Evals

What is a dataset?

In Harbor, a dataset is a collection of Harbor tasks. A task includes an instruction, environment, and test script. Use datasets to evaluate, train, or tune prompts.

Viewing registered benchmarks

Harbor resolves published datasets from its package registry. harbor run -d "<org>/<dataset>" uses the configured registry.

Use --registry-path or --registry-url only for legacy registry.json setups.

To list available datasets:

harbor dataset list

Running a benchmark

Windows tasks. Datasets containing tasks with [environment].os = "windows" require a Windows host with Docker Desktop in Windows container mode. If the daemon is in the wrong mode (or the task's image doesn't match), Harbor fails fast at start with a clear error. See Windows tasks.

Terminal-Bench:

harbor run -d terminal-bench/terminal-bench-2 -m "<model>" -a "<agent>"

Harbor resolves package metadata and downloads task artifacts as needed.

By default, omitted task resources use the provider's default sizing. When a task sets cpus or memory_mb, --cpus and --memory control how Harbor applies those values. See Managing Resources for enforcement policies, provider support, and override flags.

SWE-Bench Verified:

harbor run -d swe-bench/swe-bench-verified -m "<model>" -a "<agent>"

Omit the tag to use the latest dataset.

For dataset creation, sync, and publishing workflow:

Running a local dataset

Run a local dataset with:

harbor run -p "<path/to/dataset>" -m "<model>" -a "<agent>"

Analyzing results

Running the harbor run command creates a job which by default is stored in the jobs directory.

The file structure looks something like this:

jobs/job-name
├── config.json               # Job config
├── result.json               # Job result
├── trial-name
│   ├── config.json           # Trial config
│   ├── result.json           # Trial result
│   ├── agent                 # Agent directory, contents depend on agent implementation
│   │   ├── recording.cast
│   │   └── trajectory.json
│   └── verifier              # Verifier directory, contents depend on test.sh implementation
│       ├── ctrf.json
│       ├── reward.txt
│       ├── test-stderr.txt
│       └── test-stdout.txt
└── ...                       # More trials

Using the viewer

Harbor includes a web-based results viewer for browsing jobs, inspecting trials, and analyzing agent trajectories. To launch it, point it at your jobs directory:

harbor view jobs

This starts a local web server (default http://127.0.0.1:8080) where you can:

Browse jobs — Filter and search by agent, model, dataset, and date range.
Inspect trials — View trial results, rewards, durations, and errors for each task.
View trajectories — Step through the agent's execution including tool calls, observations, and multimodal content (text and images).
Analyze performance — See token usage breakdowns, timing metrics (environment setup, agent execution, verification), and verifier output.
Compare jobs — Select multiple jobs to view a side-by-side comparison matrix of task performance across agent/model combinations.
View artifacts — Browse files collected from the sandbox after each trial (see Artifact Collection).
Generate summaries — Use AI-powered summarization to analyze job failures.

The viewer supports keyboard navigation (j/k to move between rows, Enter to open, Esc to deselect).

Option	Description
`--port`, `-p`	Port or port range (e.g., `8080` or `8080-8089`). Default: `8080-8089`
`--host`	Host to bind the server to. Default: `127.0.0.1`
`--dev`	Run frontend in development mode with hot reloading

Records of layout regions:

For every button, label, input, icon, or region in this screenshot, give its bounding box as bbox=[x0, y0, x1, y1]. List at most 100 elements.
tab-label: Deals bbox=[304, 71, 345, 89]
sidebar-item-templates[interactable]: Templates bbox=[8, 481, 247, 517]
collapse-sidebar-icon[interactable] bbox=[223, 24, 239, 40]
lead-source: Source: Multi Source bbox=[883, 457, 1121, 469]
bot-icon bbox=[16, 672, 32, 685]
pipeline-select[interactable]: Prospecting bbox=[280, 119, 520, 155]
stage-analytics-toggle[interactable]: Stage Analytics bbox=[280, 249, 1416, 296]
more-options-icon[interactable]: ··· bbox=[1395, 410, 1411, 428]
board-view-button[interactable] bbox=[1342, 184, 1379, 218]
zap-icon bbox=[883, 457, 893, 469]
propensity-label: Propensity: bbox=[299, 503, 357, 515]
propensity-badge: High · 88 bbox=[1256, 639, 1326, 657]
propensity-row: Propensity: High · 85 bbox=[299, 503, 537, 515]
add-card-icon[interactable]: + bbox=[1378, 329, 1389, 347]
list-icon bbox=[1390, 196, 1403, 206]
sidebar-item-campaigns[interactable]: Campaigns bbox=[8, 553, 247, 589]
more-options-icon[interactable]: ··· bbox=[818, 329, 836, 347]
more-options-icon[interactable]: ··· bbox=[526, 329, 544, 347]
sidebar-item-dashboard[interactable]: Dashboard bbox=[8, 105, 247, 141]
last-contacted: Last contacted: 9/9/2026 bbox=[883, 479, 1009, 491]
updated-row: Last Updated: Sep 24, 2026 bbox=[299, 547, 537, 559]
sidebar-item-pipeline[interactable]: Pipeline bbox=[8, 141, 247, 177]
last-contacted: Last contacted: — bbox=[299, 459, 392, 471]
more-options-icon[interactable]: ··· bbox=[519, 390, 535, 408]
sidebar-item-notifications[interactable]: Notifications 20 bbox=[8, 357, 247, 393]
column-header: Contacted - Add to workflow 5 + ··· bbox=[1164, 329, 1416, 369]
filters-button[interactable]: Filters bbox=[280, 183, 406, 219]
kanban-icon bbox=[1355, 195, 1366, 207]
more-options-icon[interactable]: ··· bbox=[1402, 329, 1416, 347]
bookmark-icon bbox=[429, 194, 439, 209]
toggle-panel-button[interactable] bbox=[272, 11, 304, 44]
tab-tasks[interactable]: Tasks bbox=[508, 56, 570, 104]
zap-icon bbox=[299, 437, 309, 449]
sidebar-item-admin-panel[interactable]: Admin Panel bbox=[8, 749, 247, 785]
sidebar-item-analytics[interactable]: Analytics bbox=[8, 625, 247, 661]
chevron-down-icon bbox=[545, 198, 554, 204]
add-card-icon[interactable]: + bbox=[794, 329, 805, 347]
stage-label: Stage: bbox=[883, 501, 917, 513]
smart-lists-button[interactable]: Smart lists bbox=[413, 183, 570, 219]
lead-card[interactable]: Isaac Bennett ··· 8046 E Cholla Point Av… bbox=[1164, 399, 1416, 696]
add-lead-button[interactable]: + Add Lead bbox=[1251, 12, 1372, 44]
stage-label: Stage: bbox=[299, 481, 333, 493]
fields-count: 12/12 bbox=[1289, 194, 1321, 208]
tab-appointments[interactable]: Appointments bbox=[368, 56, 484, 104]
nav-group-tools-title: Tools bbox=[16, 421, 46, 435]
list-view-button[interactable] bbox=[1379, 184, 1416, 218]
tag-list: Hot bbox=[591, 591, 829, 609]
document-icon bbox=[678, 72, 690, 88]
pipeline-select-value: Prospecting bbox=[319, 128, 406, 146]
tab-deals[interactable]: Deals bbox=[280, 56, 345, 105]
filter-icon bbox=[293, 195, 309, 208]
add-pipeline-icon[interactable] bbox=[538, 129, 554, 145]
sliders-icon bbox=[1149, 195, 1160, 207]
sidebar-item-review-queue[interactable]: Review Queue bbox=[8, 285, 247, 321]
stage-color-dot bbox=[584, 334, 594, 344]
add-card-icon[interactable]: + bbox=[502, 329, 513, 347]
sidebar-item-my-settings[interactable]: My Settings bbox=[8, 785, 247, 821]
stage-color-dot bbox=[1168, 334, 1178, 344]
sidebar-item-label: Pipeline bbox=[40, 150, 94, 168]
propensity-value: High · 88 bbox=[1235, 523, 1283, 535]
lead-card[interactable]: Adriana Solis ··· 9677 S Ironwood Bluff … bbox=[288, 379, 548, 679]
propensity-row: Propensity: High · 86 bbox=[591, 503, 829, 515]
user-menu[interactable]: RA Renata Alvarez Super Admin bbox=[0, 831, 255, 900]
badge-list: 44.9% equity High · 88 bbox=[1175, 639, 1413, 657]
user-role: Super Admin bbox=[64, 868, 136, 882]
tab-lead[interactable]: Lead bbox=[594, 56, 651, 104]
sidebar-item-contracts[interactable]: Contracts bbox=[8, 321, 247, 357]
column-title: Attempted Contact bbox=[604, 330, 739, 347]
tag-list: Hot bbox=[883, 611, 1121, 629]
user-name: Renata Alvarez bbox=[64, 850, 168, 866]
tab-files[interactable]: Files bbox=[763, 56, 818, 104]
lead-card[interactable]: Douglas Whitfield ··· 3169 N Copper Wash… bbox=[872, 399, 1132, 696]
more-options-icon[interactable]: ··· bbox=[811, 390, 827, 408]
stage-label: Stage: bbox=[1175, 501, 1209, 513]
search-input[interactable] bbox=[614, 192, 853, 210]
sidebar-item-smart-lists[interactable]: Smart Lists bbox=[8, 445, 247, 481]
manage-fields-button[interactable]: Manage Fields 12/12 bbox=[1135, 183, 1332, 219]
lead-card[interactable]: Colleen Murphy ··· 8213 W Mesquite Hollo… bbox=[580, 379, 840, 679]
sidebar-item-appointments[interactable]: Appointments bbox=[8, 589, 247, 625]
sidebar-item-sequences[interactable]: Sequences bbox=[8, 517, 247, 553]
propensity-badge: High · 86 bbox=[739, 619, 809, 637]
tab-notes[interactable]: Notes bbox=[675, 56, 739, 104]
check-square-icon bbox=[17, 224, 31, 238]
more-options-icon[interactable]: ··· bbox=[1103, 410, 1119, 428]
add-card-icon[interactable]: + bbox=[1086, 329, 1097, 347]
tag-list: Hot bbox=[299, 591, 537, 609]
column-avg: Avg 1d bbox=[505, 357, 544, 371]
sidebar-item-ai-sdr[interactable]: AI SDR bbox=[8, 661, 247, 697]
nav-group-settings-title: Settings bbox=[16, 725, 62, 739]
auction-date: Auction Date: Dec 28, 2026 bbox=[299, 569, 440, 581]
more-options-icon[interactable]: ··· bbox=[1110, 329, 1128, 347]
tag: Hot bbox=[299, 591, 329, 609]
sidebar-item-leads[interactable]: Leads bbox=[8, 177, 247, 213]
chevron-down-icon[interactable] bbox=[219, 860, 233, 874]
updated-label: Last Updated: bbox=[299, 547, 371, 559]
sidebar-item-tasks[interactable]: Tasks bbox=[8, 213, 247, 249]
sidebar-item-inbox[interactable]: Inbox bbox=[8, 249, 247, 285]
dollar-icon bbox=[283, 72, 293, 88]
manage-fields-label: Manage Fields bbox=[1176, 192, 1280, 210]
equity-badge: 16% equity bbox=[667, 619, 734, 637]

§ **DIRECTIONS**
**1)** Answer these questions using the Harbor evals text:
(a) What three things does a Harbor task include?
(b) At what default address does the results viewer's local web server start?
(c) Which keys move between rows in the viewer?
**2)** Reproduce the Harbor evals text verbatim from "Running a local" to "the jobs directory.".
**3)** Translate this sentence from the Harbor evals text into German: "Running the harbor run command creates a job which by default is stored in the jobs directory."

§ **ANSWERS IN ORDER**
**1)**
(a) An instruction, an environment, and a test script.
(b) http://127.0.0.1:8080
(c) j and k.

**2)**
Running a local dataset

Run a local dataset with:

harbor run -p "<path/to/dataset>" -m "<model>" -a "<agent>"

Analyzing results

Running the harbor run command creates a job which by default is stored in the jobs directory.

**3)** Das Ausführen des Befehls harbor run erstellt einen Job, der standardmäßig im Verzeichnis jobs gespeichert wird.